SHORT EXERCISE:
Read the listing and extract each line that includes the word "mondiale".

━━━━━━━━

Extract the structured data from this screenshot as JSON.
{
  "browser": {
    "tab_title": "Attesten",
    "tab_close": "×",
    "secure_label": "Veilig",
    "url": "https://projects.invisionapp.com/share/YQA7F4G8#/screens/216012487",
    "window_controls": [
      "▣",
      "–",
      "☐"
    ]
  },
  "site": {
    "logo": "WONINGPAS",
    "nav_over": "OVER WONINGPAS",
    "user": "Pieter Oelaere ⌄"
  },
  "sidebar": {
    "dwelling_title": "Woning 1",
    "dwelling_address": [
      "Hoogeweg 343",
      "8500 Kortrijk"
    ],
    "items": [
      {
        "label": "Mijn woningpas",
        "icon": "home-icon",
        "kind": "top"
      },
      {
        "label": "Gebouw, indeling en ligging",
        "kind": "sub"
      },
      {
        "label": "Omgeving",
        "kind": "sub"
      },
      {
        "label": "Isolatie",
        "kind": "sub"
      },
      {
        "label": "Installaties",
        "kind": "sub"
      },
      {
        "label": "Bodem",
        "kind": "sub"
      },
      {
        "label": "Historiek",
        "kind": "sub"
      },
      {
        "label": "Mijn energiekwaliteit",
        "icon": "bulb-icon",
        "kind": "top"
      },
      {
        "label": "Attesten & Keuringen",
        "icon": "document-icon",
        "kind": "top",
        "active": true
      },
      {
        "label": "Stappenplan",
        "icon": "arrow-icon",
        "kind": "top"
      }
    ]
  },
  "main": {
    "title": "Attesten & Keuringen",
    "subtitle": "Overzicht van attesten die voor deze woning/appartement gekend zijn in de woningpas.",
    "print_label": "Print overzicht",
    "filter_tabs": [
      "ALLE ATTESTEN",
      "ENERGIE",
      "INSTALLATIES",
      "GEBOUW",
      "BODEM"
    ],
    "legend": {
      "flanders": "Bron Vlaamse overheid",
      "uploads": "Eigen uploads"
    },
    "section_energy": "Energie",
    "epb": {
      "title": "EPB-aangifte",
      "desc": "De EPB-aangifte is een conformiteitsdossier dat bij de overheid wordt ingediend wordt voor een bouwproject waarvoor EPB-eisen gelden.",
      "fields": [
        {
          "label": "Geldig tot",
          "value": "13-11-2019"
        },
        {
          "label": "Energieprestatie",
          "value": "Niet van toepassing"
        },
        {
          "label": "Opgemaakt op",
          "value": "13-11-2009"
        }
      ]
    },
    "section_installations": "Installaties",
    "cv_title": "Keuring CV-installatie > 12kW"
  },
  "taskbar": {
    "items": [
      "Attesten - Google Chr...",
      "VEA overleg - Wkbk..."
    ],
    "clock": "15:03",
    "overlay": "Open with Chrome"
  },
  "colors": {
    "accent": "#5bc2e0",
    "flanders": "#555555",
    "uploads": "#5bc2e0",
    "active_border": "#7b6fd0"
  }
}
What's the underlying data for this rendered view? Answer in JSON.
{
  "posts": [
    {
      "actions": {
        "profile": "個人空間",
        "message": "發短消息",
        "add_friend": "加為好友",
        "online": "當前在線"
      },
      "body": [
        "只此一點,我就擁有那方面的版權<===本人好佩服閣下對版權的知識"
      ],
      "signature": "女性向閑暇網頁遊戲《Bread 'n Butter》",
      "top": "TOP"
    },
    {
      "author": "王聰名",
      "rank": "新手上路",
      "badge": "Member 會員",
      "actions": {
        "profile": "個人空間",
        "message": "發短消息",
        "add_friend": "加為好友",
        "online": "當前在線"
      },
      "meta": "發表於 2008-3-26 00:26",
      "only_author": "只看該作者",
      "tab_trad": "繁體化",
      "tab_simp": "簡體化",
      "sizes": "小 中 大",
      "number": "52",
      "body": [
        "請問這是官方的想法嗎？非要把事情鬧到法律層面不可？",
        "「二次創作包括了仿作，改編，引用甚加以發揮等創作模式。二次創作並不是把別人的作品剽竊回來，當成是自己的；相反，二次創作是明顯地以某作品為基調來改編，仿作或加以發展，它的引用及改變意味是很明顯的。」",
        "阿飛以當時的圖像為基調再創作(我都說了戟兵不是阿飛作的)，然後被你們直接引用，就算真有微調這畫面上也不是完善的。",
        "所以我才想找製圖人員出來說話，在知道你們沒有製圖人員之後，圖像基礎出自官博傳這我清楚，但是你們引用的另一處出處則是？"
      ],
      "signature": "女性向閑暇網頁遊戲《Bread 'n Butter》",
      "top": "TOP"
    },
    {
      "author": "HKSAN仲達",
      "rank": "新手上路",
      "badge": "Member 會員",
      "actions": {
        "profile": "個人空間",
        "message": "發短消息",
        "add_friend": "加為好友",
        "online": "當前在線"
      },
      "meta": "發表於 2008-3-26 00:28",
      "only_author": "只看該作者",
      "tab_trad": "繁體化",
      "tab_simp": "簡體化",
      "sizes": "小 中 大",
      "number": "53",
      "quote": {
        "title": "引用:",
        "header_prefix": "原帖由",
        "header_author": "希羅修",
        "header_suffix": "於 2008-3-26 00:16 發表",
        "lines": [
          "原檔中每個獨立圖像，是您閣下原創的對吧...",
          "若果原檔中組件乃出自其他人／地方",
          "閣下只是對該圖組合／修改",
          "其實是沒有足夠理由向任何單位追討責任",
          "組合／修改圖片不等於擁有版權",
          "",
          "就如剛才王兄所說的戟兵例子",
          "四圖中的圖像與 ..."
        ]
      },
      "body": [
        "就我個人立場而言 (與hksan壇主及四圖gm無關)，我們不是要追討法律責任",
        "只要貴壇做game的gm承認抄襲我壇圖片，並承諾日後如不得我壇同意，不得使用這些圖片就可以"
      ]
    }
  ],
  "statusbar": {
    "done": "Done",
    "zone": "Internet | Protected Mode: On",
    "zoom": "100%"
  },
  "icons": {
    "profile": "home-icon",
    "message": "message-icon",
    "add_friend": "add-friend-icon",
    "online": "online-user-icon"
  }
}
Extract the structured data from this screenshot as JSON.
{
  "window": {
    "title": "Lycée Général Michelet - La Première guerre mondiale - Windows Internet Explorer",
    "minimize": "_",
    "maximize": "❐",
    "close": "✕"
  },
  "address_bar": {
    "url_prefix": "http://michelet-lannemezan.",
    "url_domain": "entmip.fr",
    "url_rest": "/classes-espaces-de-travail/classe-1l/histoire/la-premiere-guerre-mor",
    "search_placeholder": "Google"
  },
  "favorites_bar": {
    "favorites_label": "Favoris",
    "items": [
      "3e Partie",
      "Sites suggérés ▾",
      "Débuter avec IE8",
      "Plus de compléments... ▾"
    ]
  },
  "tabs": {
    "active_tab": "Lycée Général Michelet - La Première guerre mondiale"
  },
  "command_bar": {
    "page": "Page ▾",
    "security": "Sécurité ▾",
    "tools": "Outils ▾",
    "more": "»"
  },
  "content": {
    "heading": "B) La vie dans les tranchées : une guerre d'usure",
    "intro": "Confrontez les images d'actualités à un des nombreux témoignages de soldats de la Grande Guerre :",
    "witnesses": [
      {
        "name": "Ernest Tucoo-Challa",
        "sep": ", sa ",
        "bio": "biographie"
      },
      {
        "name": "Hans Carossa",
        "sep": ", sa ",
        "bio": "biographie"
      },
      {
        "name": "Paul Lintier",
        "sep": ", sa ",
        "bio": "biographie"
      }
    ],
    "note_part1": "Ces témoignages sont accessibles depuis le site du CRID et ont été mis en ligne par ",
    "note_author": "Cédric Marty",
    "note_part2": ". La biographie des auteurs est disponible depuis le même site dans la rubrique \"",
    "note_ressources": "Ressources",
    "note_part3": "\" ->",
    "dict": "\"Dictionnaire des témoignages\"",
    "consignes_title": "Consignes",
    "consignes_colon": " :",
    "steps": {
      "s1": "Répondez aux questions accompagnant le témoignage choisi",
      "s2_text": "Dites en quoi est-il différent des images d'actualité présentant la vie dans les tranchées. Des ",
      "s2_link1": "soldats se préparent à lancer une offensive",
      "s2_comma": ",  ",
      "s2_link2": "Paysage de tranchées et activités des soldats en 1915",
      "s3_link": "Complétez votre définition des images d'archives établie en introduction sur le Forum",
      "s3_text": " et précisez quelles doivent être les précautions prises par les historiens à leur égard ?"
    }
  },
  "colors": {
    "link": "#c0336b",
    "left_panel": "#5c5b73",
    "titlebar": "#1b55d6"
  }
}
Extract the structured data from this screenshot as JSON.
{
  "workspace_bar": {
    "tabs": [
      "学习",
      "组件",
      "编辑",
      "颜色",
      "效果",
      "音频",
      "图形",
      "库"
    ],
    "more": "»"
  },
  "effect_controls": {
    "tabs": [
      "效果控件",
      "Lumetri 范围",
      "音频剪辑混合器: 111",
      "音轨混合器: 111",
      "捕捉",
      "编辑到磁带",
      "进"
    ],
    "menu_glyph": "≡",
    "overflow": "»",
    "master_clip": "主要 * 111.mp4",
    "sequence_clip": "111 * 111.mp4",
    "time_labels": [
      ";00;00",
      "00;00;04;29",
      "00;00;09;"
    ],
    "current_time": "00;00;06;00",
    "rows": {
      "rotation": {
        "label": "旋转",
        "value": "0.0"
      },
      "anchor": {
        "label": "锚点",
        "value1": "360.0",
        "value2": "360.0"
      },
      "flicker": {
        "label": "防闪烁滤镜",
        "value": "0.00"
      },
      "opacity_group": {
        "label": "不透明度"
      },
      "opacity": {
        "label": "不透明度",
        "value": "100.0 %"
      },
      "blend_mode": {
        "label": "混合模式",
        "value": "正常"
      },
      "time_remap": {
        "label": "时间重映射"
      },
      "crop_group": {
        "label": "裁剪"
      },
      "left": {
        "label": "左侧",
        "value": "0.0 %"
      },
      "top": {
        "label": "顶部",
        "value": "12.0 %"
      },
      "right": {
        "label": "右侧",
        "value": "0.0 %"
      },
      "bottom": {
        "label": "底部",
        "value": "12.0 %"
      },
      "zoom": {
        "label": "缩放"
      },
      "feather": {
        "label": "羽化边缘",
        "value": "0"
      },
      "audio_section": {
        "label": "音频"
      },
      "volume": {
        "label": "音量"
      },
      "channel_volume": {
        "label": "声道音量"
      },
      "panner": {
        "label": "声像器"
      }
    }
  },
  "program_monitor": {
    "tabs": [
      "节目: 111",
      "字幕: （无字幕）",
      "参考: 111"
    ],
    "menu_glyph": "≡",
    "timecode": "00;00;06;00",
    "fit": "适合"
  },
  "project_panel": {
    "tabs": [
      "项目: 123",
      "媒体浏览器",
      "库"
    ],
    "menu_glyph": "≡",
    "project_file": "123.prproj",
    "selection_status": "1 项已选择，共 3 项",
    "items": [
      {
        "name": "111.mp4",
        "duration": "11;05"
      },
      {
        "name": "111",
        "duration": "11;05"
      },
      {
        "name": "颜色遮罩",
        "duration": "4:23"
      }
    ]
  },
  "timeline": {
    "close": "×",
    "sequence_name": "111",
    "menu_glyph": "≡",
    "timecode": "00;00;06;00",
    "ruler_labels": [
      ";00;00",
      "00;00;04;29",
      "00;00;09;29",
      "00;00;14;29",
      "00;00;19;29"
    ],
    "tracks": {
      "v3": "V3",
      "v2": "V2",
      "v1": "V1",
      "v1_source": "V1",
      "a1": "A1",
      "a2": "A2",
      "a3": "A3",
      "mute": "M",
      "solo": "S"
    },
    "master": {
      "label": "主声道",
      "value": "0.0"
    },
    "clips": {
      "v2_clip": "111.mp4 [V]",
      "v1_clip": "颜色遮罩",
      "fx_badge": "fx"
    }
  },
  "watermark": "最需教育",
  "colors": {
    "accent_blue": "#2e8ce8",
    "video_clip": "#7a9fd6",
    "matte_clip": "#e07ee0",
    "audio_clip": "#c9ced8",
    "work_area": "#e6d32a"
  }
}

━━━━━━━━

TASK RESPONSE:
    "title": "Lycée Général Michelet - La Première guerre mondiale - Windows Internet Explorer",
    "active_tab": "Lycée Général Michelet - La Première guerre mondiale"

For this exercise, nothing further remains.